TASK OBJECTIVE: Write out all the entries word for word and omit any pictures.

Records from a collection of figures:
** begin **

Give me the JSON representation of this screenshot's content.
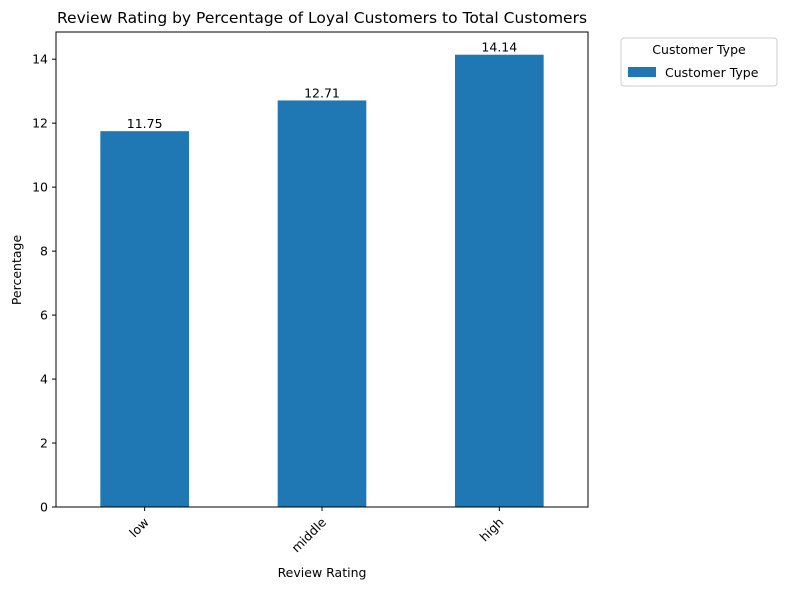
{
  "chart_data": {
    "type": "bar",
    "title": "Review Rating by Percentage of Loyal Customers to Total Customers",
    "xlabel": "Review Rating",
    "ylabel": "Percentage",
    "categories": [
      "low",
      "middle",
      "high"
    ],
    "series": [
      {
        "name": "Customer Type",
        "values": [
          11.75,
          12.71,
          14.14
        ],
        "color": "#1f77b4"
      }
    ],
    "data_labels": [
      "11.75",
      "12.71",
      "14.14"
    ],
    "ylim": [
      0,
      14.85
    ],
    "yticks": [
      0,
      2,
      4,
      6,
      8,
      10,
      12,
      14
    ],
    "grid": false,
    "legend": {
      "title": "Customer Type",
      "placement": "outside-top-right"
    },
    "xtick_rotation": 45
  }
}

** end **

WRITTEN RESPONSE:
Give me the JSON representation of this screenshot's content.
{
  "chart_data": {
    "type": "bar",
    "title": "Review Rating by Percentage of Loyal Customers to Total Customers",
    "xlabel": "Review Rating",
    "ylabel": "Percentage",
    "categories": [
      "low",
      "middle",
      "high"
    ],
    "series": [
      {
        "name": "Customer Type",
        "values": [
          11.75,
          12.71,
          14.14
        ],
        "color": "#1f77b4"
      }
    ],
    "data_labels": [
      "11.75",
      "12.71",
      "14.14"
    ],
    "ylim": [
      0,
      14.85
    ],
    "yticks": [
      0,
      2,
      4,
      6,
      8,
      10,
      12,
      14
    ],
    "grid": false,
    "legend": {
      "title": "Customer Type",
      "placement": "outside-top-right"
    },
    "xtick_rotation": 45
  }
}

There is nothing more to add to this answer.